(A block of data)
━━━━━━━━━━━━━━━━
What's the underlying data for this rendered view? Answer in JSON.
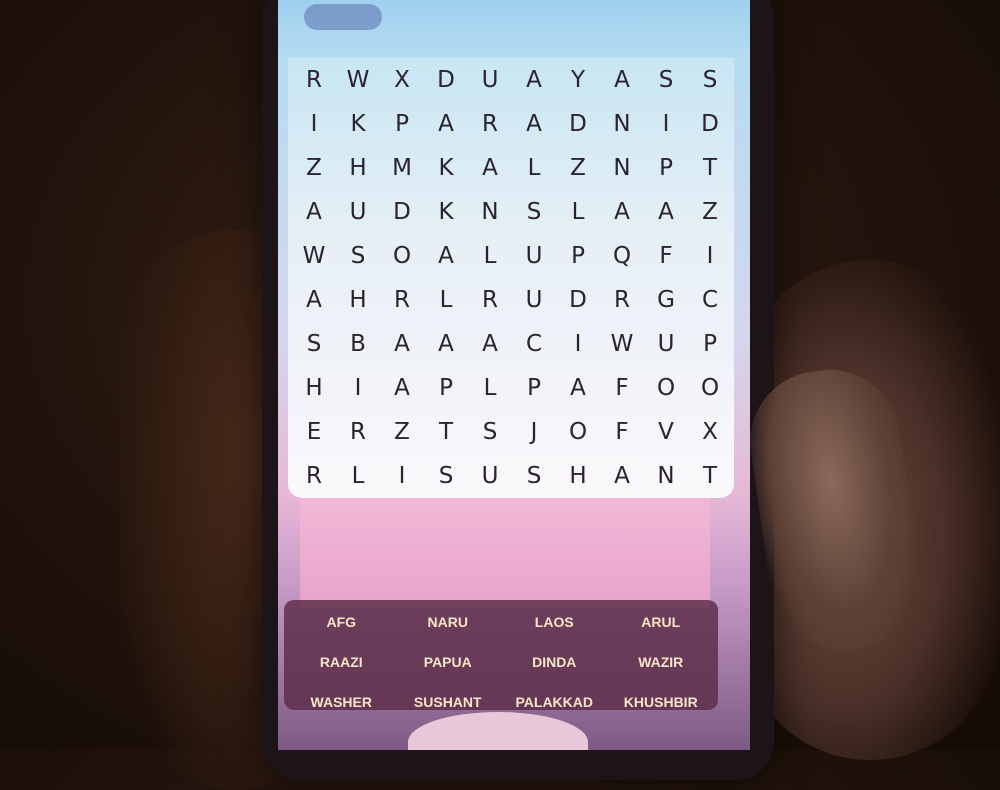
{
  "grid": [
    [
      "R",
      "W",
      "X",
      "D",
      "U",
      "A",
      "Y",
      "A",
      "S",
      "S"
    ],
    [
      "I",
      "K",
      "P",
      "A",
      "R",
      "A",
      "D",
      "N",
      "I",
      "D"
    ],
    [
      "Z",
      "H",
      "M",
      "K",
      "A",
      "L",
      "Z",
      "N",
      "P",
      "T"
    ],
    [
      "A",
      "U",
      "D",
      "K",
      "N",
      "S",
      "L",
      "A",
      "A",
      "Z"
    ],
    [
      "W",
      "S",
      "O",
      "A",
      "L",
      "U",
      "P",
      "Q",
      "F",
      "I"
    ],
    [
      "A",
      "H",
      "R",
      "L",
      "R",
      "U",
      "D",
      "R",
      "G",
      "C"
    ],
    [
      "S",
      "B",
      "A",
      "A",
      "A",
      "C",
      "I",
      "W",
      "U",
      "P"
    ],
    [
      "H",
      "I",
      "A",
      "P",
      "L",
      "P",
      "A",
      "F",
      "O",
      "O"
    ],
    [
      "E",
      "R",
      "Z",
      "T",
      "S",
      "J",
      "O",
      "F",
      "V",
      "X"
    ],
    [
      "R",
      "L",
      "I",
      "S",
      "U",
      "S",
      "H",
      "A",
      "N",
      "T"
    ]
  ],
  "words": [
    "AFG",
    "NARU",
    "LAOS",
    "ARUL",
    "RAAZI",
    "PAPUA",
    "DINDA",
    "WAZIR",
    "WASHER",
    "SUSHANT",
    "PALAKKAD",
    "KHUSHBIR"
  ]
}
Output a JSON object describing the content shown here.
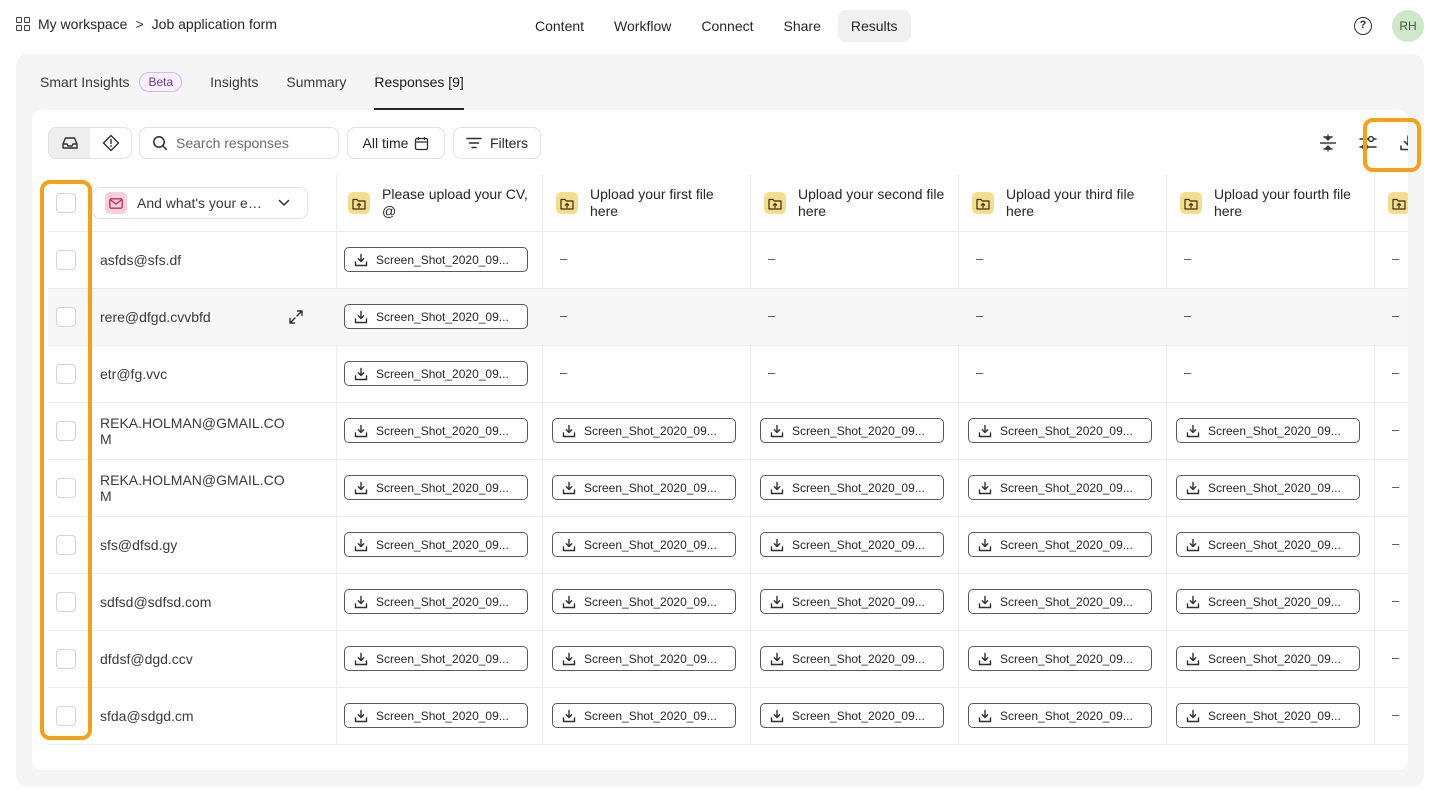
{
  "breadcrumb": {
    "workspace": "My workspace",
    "separator": ">",
    "form": "Job application form"
  },
  "top_nav": [
    "Content",
    "Workflow",
    "Connect",
    "Share",
    "Results"
  ],
  "top_nav_active": "Results",
  "help_label": "?",
  "avatar_initials": "RH",
  "sub_tabs": [
    {
      "label": "Smart Insights",
      "badge": "Beta"
    },
    {
      "label": "Insights"
    },
    {
      "label": "Summary"
    },
    {
      "label": "Responses [9]"
    }
  ],
  "sub_tab_active": "Responses [9]",
  "toolbar": {
    "search_placeholder": "Search responses",
    "time_label": "All time",
    "filters_label": "Filters"
  },
  "table": {
    "email_column_label": "And what's your e…",
    "columns": [
      "Please upload your CV, @",
      "Upload your first file here",
      "Upload your second file here",
      "Upload your third file here",
      "Upload your fourth file here"
    ],
    "empty_value": "–",
    "rows": [
      {
        "email": "asfds@sfs.df",
        "files": [
          "Screen_Shot_2020_09...",
          "–",
          "–",
          "–",
          "–",
          "–"
        ]
      },
      {
        "email": "rere@dfgd.cvvbfd",
        "files": [
          "Screen_Shot_2020_09...",
          "–",
          "–",
          "–",
          "–",
          "–"
        ]
      },
      {
        "email": "etr@fg.vvc",
        "files": [
          "Screen_Shot_2020_09...",
          "–",
          "–",
          "–",
          "–",
          "–"
        ]
      },
      {
        "email": "REKA.HOLMAN@GMAIL.COM",
        "files": [
          "Screen_Shot_2020_09...",
          "Screen_Shot_2020_09...",
          "Screen_Shot_2020_09...",
          "Screen_Shot_2020_09...",
          "Screen_Shot_2020_09...",
          "–"
        ]
      },
      {
        "email": "REKA.HOLMAN@GMAIL.COM",
        "files": [
          "Screen_Shot_2020_09...",
          "Screen_Shot_2020_09...",
          "Screen_Shot_2020_09...",
          "Screen_Shot_2020_09...",
          "Screen_Shot_2020_09...",
          "–"
        ]
      },
      {
        "email": "sfs@dfsd.gy",
        "files": [
          "Screen_Shot_2020_09...",
          "Screen_Shot_2020_09...",
          "Screen_Shot_2020_09...",
          "Screen_Shot_2020_09...",
          "Screen_Shot_2020_09...",
          "–"
        ]
      },
      {
        "email": "sdfsd@sdfsd.com",
        "files": [
          "Screen_Shot_2020_09...",
          "Screen_Shot_2020_09...",
          "Screen_Shot_2020_09...",
          "Screen_Shot_2020_09...",
          "Screen_Shot_2020_09...",
          "–"
        ]
      },
      {
        "email": "dfdsf@dgd.ccv",
        "files": [
          "Screen_Shot_2020_09...",
          "Screen_Shot_2020_09...",
          "Screen_Shot_2020_09...",
          "Screen_Shot_2020_09...",
          "Screen_Shot_2020_09...",
          "–"
        ]
      },
      {
        "email": "sfda@sdgd.cm",
        "files": [
          "Screen_Shot_2020_09...",
          "Screen_Shot_2020_09...",
          "Screen_Shot_2020_09...",
          "Screen_Shot_2020_09...",
          "Screen_Shot_2020_09...",
          "–"
        ]
      }
    ]
  },
  "colors": {
    "highlight": "#f5a117",
    "file_icon_bg": "#f6dc8c",
    "email_icon_bg": "#f6cfd8",
    "beta_border": "#d8b8ea"
  }
}
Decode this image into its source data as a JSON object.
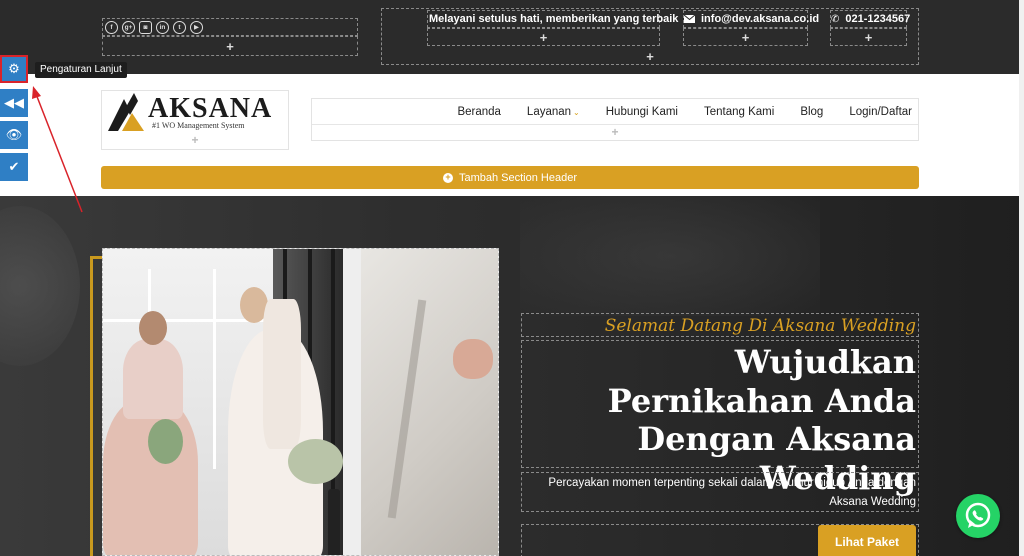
{
  "topbar": {
    "social_icons": [
      "facebook-icon",
      "google-plus-icon",
      "instagram-icon",
      "linkedin-icon",
      "twitter-icon",
      "youtube-icon"
    ],
    "social_glyphs": [
      "f",
      "g+",
      "◙",
      "in",
      "t",
      "▶"
    ],
    "tagline": "Melayani setulus hati, memberikan yang terbaik",
    "email": "info@dev.aksana.co.id",
    "phone": "021-1234567",
    "add_symbol": "+"
  },
  "toolbar": {
    "tooltip": "Pengaturan Lanjut",
    "buttons": [
      "settings-icon",
      "collapse-icon",
      "preview-icon",
      "check-icon"
    ]
  },
  "header": {
    "logo_text": "AKSANA",
    "logo_sub": "#1 WO Management System",
    "nav": [
      "Beranda",
      "Layanan",
      "Hubungi Kami",
      "Tentang Kami",
      "Blog",
      "Login/Daftar"
    ],
    "add_section_label": "Tambah Section Header",
    "add_symbol": "+"
  },
  "hero": {
    "tagline": "Selamat Datang Di Aksana Wedding",
    "headline": "Wujudkan Pernikahan Anda Dengan Aksana Wedding",
    "subtext": "Percayakan momen terpenting sekali dalam seumur hidup Anda dengan Aksana Wedding",
    "button_label": "Lihat Paket"
  },
  "colors": {
    "accent": "#d9a023",
    "toolbar_blue": "#2f7fc5",
    "dark_bar": "#2b2b2b",
    "whatsapp": "#25d366",
    "highlight_red": "#d9232a"
  }
}
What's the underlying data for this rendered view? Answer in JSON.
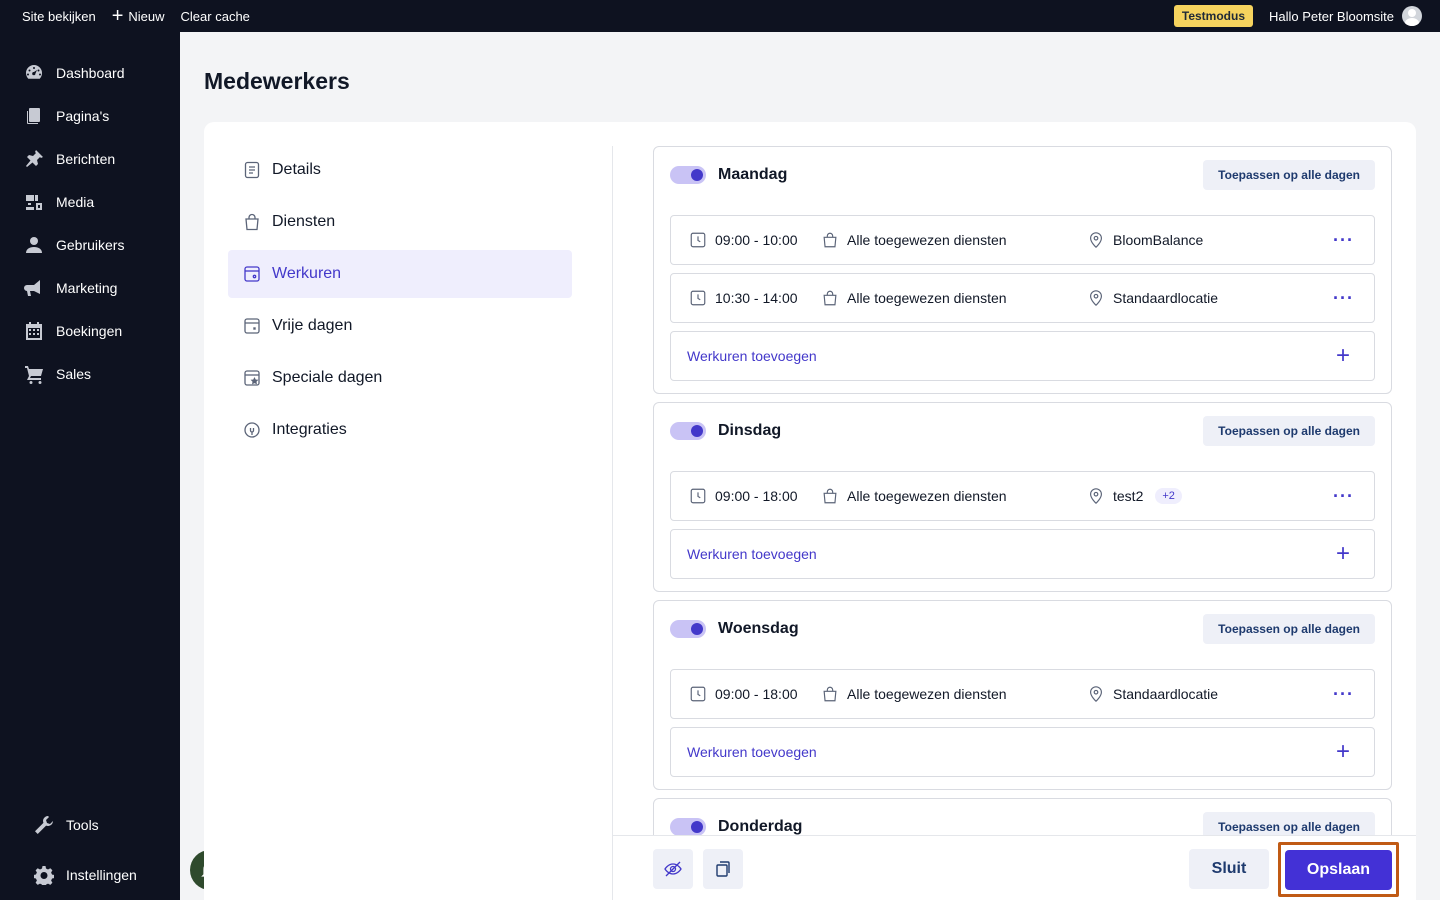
━━━━━━━━━━━━━━━━
- Exercise description
Pictures are excluded; copy every other part of the records exactly.

- Task solution
What's the underlying data for this rendered view? Answer in JSON.
{
  "grid": [
    [
      "R",
      "W",
      "X",
      "D",
      "U",
      "A",
      "Y",
      "A",
      "S",
      "S"
    ],
    [
      "I",
      "K",
      "P",
      "A",
      "R",
      "A",
      "D",
      "N",
      "I",
      "D"
    ],
    [
      "Z",
      "H",
      "M",
      "K",
      "A",
      "L",
      "Z",
      "N",
      "P",
      "T"
    ],
    [
      "A",
      "U",
      "D",
      "K",
      "N",
      "S",
      "L",
      "A",
      "A",
      "Z"
    ],
    [
      "W",
      "S",
      "O",
      "A",
      "L",
      "U",
      "P",
      "Q",
      "F",
      "I"
    ],
    [
      "A",
      "H",
      "R",
      "L",
      "R",
      "U",
      "D",
      "R",
      "G",
      "C"
    ],
    [
      "S",
      "B",
      "A",
      "A",
      "A",
      "C",
      "I",
      "W",
      "U",
      "P"
    ],
    [
      "H",
      "I",
      "A",
      "P",
      "L",
      "P",
      "A",
      "F",
      "O",
      "O"
    ],
    [
      "E",
      "R",
      "Z",
      "T",
      "S",
      "J",
      "O",
      "F",
      "V",
      "X"
    ],
    [
      "R",
      "L",
      "I",
      "S",
      "U",
      "S",
      "H",
      "A",
      "N",
      "T"
    ]
  ],
  "words": [
    "AFG",
    "NARU",
    "LAOS",
    "ARUL",
    "RAAZI",
    "PAPUA",
    "DINDA",
    "WAZIR",
    "WASHER",
    "SUSHANT",
    "PALAKKAD",
    "KHUSHBIR"
  ]
}
Output a JSON object describing the content shown here.
{
  "breadcrumb": {
    "workspace": "My workspace",
    "separator": ">",
    "form": "Job application form"
  },
  "top_nav": [
    "Content",
    "Workflow",
    "Connect",
    "Share",
    "Results"
  ],
  "top_nav_active": "Results",
  "help_label": "?",
  "avatar_initials": "RH",
  "sub_tabs": [
    {
      "label": "Smart Insights",
      "badge": "Beta"
    },
    {
      "label": "Insights"
    },
    {
      "label": "Summary"
    },
    {
      "label": "Responses [9]"
    }
  ],
  "sub_tab_active": "Responses [9]",
  "toolbar": {
    "search_placeholder": "Search responses",
    "time_label": "All time",
    "filters_label": "Filters"
  },
  "table": {
    "email_column_label": "And what's your e…",
    "columns": [
      "Please upload your CV, @",
      "Upload your first file here",
      "Upload your second file here",
      "Upload your third file here",
      "Upload your fourth file here"
    ],
    "empty_value": "–",
    "rows": [
      {
        "email": "asfds@sfs.df",
        "files": [
          "Screen_Shot_2020_09...",
          "–",
          "–",
          "–",
          "–",
          "–"
        ]
      },
      {
        "email": "rere@dfgd.cvvbfd",
        "files": [
          "Screen_Shot_2020_09...",
          "–",
          "–",
          "–",
          "–",
          "–"
        ]
      },
      {
        "email": "etr@fg.vvc",
        "files": [
          "Screen_Shot_2020_09...",
          "–",
          "–",
          "–",
          "–",
          "–"
        ]
      },
      {
        "email": "REKA.HOLMAN@GMAIL.COM",
        "files": [
          "Screen_Shot_2020_09...",
          "Screen_Shot_2020_09...",
          "Screen_Shot_2020_09...",
          "Screen_Shot_2020_09...",
          "Screen_Shot_2020_09...",
          "–"
        ]
      },
      {
        "email": "REKA.HOLMAN@GMAIL.COM",
        "files": [
          "Screen_Shot_2020_09...",
          "Screen_Shot_2020_09...",
          "Screen_Shot_2020_09...",
          "Screen_Shot_2020_09...",
          "Screen_Shot_2020_09...",
          "–"
        ]
      },
      {
        "email": "sfs@dfsd.gy",
        "files": [
          "Screen_Shot_2020_09...",
          "Screen_Shot_2020_09...",
          "Screen_Shot_2020_09...",
          "Screen_Shot_2020_09...",
          "Screen_Shot_2020_09...",
          "–"
        ]
      },
      {
        "email": "sdfsd@sdfsd.com",
        "files": [
          "Screen_Shot_2020_09...",
          "Screen_Shot_2020_09...",
          "Screen_Shot_2020_09...",
          "Screen_Shot_2020_09...",
          "Screen_Shot_2020_09...",
          "–"
        ]
      },
      {
        "email": "dfdsf@dgd.ccv",
        "files": [
          "Screen_Shot_2020_09...",
          "Screen_Shot_2020_09...",
          "Screen_Shot_2020_09...",
          "Screen_Shot_2020_09...",
          "Screen_Shot_2020_09...",
          "–"
        ]
      },
      {
        "email": "sfda@sdgd.cm",
        "files": [
          "Screen_Shot_2020_09...",
          "Screen_Shot_2020_09...",
          "Screen_Shot_2020_09...",
          "Screen_Shot_2020_09...",
          "Screen_Shot_2020_09...",
          "–"
        ]
      }
    ]
  },
  "colors": {
    "highlight": "#f5a117",
    "file_icon_bg": "#f6dc8c",
    "email_icon_bg": "#f6cfd8",
    "beta_border": "#d8b8ea"
  }
}
Decode this image into its source data as a JSON object.
{
  "topbar": {
    "social_icons": [
      "facebook-icon",
      "google-plus-icon",
      "instagram-icon",
      "linkedin-icon",
      "twitter-icon",
      "youtube-icon"
    ],
    "social_glyphs": [
      "f",
      "g+",
      "◙",
      "in",
      "t",
      "▶"
    ],
    "tagline": "Melayani setulus hati, memberikan yang terbaik",
    "email": "info@dev.aksana.co.id",
    "phone": "021-1234567",
    "add_symbol": "+"
  },
  "toolbar": {
    "tooltip": "Pengaturan Lanjut",
    "buttons": [
      "settings-icon",
      "collapse-icon",
      "preview-icon",
      "check-icon"
    ]
  },
  "header": {
    "logo_text": "AKSANA",
    "logo_sub": "#1 WO Management System",
    "nav": [
      "Beranda",
      "Layanan",
      "Hubungi Kami",
      "Tentang Kami",
      "Blog",
      "Login/Daftar"
    ],
    "add_section_label": "Tambah Section Header",
    "add_symbol": "+"
  },
  "hero": {
    "tagline": "Selamat Datang Di Aksana Wedding",
    "headline": "Wujudkan Pernikahan Anda Dengan Aksana Wedding",
    "subtext": "Percayakan momen terpenting sekali dalam seumur hidup Anda dengan Aksana Wedding",
    "button_label": "Lihat Paket"
  },
  "colors": {
    "accent": "#d9a023",
    "toolbar_blue": "#2f7fc5",
    "dark_bar": "#2b2b2b",
    "whatsapp": "#25d366",
    "highlight_red": "#d9232a"
  }
}
What's the underlying data for this rendered view? Answer in JSON.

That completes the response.